Stated exercise: Reproduce every line of the material below verbatim, in the same order and with nothing altered.

[BEGIN Data]

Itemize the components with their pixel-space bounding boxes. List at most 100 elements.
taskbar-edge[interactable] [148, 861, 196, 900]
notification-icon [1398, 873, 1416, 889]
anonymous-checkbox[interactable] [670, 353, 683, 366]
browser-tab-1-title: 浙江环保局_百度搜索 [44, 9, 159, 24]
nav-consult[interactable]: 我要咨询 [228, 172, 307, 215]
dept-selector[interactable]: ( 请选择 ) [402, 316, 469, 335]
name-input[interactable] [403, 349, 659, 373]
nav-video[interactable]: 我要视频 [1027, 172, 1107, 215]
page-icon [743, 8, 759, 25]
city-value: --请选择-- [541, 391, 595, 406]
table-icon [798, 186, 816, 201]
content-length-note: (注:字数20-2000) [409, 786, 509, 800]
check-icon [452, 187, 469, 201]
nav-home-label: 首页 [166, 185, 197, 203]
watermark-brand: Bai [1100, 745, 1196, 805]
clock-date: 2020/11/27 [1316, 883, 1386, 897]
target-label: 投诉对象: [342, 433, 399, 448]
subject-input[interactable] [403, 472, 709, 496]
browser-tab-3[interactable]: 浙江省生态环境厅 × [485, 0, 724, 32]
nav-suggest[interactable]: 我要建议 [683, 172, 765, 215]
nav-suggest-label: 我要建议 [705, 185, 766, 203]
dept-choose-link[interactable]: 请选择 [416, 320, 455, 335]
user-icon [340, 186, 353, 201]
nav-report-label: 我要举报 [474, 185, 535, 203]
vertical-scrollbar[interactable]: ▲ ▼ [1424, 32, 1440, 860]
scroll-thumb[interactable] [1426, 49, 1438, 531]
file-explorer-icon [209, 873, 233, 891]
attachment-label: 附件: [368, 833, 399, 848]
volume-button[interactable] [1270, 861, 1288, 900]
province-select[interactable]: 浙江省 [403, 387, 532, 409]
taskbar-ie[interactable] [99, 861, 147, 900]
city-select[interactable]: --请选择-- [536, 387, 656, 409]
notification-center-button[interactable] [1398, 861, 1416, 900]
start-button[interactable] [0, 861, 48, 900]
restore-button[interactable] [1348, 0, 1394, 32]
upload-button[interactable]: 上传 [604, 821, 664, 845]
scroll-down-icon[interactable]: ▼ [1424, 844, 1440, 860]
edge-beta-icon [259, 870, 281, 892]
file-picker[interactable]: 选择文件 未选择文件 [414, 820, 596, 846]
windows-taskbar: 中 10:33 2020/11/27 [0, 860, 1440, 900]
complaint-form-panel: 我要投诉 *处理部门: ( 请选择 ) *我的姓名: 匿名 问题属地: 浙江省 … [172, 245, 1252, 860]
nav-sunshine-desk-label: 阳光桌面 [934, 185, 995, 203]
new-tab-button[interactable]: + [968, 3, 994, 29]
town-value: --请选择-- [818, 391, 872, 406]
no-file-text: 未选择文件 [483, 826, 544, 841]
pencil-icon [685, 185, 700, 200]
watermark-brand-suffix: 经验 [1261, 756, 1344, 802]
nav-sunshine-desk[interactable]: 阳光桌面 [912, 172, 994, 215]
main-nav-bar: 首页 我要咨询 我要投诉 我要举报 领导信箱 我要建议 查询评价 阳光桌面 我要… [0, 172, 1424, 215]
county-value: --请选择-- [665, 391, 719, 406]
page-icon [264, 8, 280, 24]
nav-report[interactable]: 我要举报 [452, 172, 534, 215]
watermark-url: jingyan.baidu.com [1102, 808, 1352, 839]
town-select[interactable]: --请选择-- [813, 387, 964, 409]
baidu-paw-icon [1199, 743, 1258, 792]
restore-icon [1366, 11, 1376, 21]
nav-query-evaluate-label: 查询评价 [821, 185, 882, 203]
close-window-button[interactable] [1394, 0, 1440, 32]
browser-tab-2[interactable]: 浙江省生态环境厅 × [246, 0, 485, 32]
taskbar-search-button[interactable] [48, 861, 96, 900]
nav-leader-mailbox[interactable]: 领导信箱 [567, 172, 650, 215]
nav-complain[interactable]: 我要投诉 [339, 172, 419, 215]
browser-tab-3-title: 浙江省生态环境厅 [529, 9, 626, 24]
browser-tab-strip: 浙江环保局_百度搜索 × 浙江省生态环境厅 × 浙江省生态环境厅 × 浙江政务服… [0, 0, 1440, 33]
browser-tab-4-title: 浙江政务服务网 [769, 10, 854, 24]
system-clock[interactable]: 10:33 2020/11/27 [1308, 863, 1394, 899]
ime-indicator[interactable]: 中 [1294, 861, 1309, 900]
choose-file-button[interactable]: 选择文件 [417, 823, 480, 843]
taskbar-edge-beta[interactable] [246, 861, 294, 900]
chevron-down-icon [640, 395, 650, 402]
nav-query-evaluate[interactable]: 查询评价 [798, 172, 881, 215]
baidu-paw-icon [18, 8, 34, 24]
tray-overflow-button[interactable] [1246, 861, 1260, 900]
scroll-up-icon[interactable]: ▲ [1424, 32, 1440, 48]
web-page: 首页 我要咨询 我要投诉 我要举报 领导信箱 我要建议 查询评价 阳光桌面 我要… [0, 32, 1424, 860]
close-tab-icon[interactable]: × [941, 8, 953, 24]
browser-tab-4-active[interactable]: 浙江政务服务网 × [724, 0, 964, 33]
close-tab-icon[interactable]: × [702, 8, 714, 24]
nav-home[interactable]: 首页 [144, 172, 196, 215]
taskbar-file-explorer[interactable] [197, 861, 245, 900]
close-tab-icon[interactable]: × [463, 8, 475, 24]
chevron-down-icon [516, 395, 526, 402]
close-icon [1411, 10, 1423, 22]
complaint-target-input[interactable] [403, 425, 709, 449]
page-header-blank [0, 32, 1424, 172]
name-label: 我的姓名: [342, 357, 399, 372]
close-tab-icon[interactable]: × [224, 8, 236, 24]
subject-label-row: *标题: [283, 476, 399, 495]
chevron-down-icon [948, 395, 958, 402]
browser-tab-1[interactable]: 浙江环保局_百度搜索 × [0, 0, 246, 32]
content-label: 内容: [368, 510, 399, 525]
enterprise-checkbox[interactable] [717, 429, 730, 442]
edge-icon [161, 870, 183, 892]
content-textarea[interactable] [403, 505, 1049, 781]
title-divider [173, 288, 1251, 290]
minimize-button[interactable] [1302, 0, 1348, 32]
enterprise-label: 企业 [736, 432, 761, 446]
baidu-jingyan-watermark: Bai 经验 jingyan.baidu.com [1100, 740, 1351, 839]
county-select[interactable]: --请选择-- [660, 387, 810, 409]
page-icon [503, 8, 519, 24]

[END Data]

Solution to this problem:
Itemize the components with their pixel-space bounding boxes. List at most 100 elements.
taskbar-edge[interactable] [148, 861, 196, 900]
notification-icon [1398, 873, 1416, 889]
anonymous-checkbox[interactable] [670, 353, 683, 366]
browser-tab-1-title: 浙江环保局_百度搜索 [44, 9, 159, 24]
nav-consult[interactable]: 我要咨询 [228, 172, 307, 215]
dept-selector[interactable]: ( 请选择 ) [402, 316, 469, 335]
name-input[interactable] [403, 349, 659, 373]
nav-video[interactable]: 我要视频 [1027, 172, 1107, 215]
page-icon [743, 8, 759, 25]
city-value: --请选择-- [541, 391, 595, 406]
table-icon [798, 186, 816, 201]
content-length-note: (注:字数20-2000) [409, 786, 509, 800]
check-icon [452, 187, 469, 201]
nav-home-label: 首页 [166, 185, 197, 203]
watermark-brand: Bai [1100, 745, 1196, 805]
clock-date: 2020/11/27 [1316, 883, 1386, 897]
target-label: 投诉对象: [342, 433, 399, 448]
subject-input[interactable] [403, 472, 709, 496]
browser-tab-3[interactable]: 浙江省生态环境厅 × [485, 0, 724, 32]
nav-suggest[interactable]: 我要建议 [683, 172, 765, 215]
nav-suggest-label: 我要建议 [705, 185, 766, 203]
dept-choose-link[interactable]: 请选择 [416, 320, 455, 335]
user-icon [340, 186, 353, 201]
nav-report-label: 我要举报 [474, 185, 535, 203]
vertical-scrollbar[interactable]: ▲ ▼ [1424, 32, 1440, 860]
scroll-thumb[interactable] [1426, 49, 1438, 531]
file-explorer-icon [209, 873, 233, 891]
attachment-label: 附件: [368, 833, 399, 848]
volume-button[interactable] [1270, 861, 1288, 900]
province-select[interactable]: 浙江省 [403, 387, 532, 409]
taskbar-ie[interactable] [99, 861, 147, 900]
city-select[interactable]: --请选择-- [536, 387, 656, 409]
notification-center-button[interactable] [1398, 861, 1416, 900]
start-button[interactable] [0, 861, 48, 900]
restore-button[interactable] [1348, 0, 1394, 32]
upload-button[interactable]: 上传 [604, 821, 664, 845]
scroll-down-icon[interactable]: ▼ [1424, 844, 1440, 860]
edge-beta-icon [259, 870, 281, 892]
file-picker[interactable]: 选择文件 未选择文件 [414, 820, 596, 846]
windows-taskbar: 中 10:33 2020/11/27 [0, 860, 1440, 900]
complaint-form-panel: 我要投诉 *处理部门: ( 请选择 ) *我的姓名: 匿名 问题属地: 浙江省 … [172, 245, 1252, 860]
nav-sunshine-desk-label: 阳光桌面 [934, 185, 995, 203]
new-tab-button[interactable]: + [968, 3, 994, 29]
town-value: --请选择-- [818, 391, 872, 406]
no-file-text: 未选择文件 [483, 826, 544, 841]
pencil-icon [685, 185, 700, 200]
watermark-brand-suffix: 经验 [1261, 756, 1344, 802]
nav-sunshine-desk[interactable]: 阳光桌面 [912, 172, 994, 215]
main-nav-bar: 首页 我要咨询 我要投诉 我要举报 领导信箱 我要建议 查询评价 阳光桌面 我要… [0, 172, 1424, 215]
county-value: --请选择-- [665, 391, 719, 406]
page-icon [264, 8, 280, 24]
nav-report[interactable]: 我要举报 [452, 172, 534, 215]
watermark-url: jingyan.baidu.com [1102, 808, 1352, 839]
town-select[interactable]: --请选择-- [813, 387, 964, 409]
baidu-paw-icon [1199, 743, 1258, 792]
restore-icon [1366, 11, 1376, 21]
nav-query-evaluate-label: 查询评价 [821, 185, 882, 203]
close-window-button[interactable] [1394, 0, 1440, 32]
browser-tab-2[interactable]: 浙江省生态环境厅 × [246, 0, 485, 32]
taskbar-search-button[interactable] [48, 861, 96, 900]
nav-leader-mailbox[interactable]: 领导信箱 [567, 172, 650, 215]
nav-complain[interactable]: 我要投诉 [339, 172, 419, 215]
browser-tab-3-title: 浙江省生态环境厅 [529, 9, 626, 24]
browser-tab-strip: 浙江环保局_百度搜索 × 浙江省生态环境厅 × 浙江省生态环境厅 × 浙江政务服… [0, 0, 1440, 33]
browser-tab-4-title: 浙江政务服务网 [769, 10, 854, 24]
system-clock[interactable]: 10:33 2020/11/27 [1308, 863, 1394, 899]
ime-indicator[interactable]: 中 [1294, 861, 1309, 900]
choose-file-button[interactable]: 选择文件 [417, 823, 480, 843]
taskbar-edge-beta[interactable] [246, 861, 294, 900]
chevron-down-icon [640, 395, 650, 402]
nav-query-evaluate[interactable]: 查询评价 [798, 172, 881, 215]
baidu-paw-icon [18, 8, 34, 24]
tray-overflow-button[interactable] [1246, 861, 1260, 900]
scroll-up-icon[interactable]: ▲ [1424, 32, 1440, 48]
web-page: 首页 我要咨询 我要投诉 我要举报 领导信箱 我要建议 查询评价 阳光桌面 我要… [0, 32, 1424, 860]
close-tab-icon[interactable]: × [941, 8, 953, 24]
browser-tab-4-active[interactable]: 浙江政务服务网 × [724, 0, 964, 33]
close-tab-icon[interactable]: × [702, 8, 714, 24]
nav-home[interactable]: 首页 [144, 172, 196, 215]
taskbar-file-explorer[interactable] [197, 861, 245, 900]
close-tab-icon[interactable]: × [463, 8, 475, 24]
chevron-down-icon [516, 395, 526, 402]
close-icon [1411, 10, 1423, 22]
complaint-target-input[interactable] [403, 425, 709, 449]
page-header-blank [0, 32, 1424, 172]
name-label: 我的姓名: [342, 357, 399, 372]
close-tab-icon[interactable]: × [224, 8, 236, 24]
subject-label-row: *标题: [283, 476, 399, 495]
chevron-down-icon [948, 395, 958, 402]
browser-tab-1[interactable]: 浙江环保局_百度搜索 × [0, 0, 246, 32]
content-label: 内容: [368, 510, 399, 525]
enterprise-checkbox[interactable] [717, 429, 730, 442]
edge-icon [161, 870, 183, 892]
content-textarea[interactable] [403, 505, 1049, 781]
title-divider [173, 288, 1251, 290]
minimize-button[interactable] [1302, 0, 1348, 32]
enterprise-label: 企业 [736, 432, 761, 446]
baidu-jingyan-watermark: Bai 经验 jingyan.baidu.com [1100, 740, 1351, 839]
county-select[interactable]: --请选择-- [660, 387, 810, 409]
page-icon [503, 8, 519, 24]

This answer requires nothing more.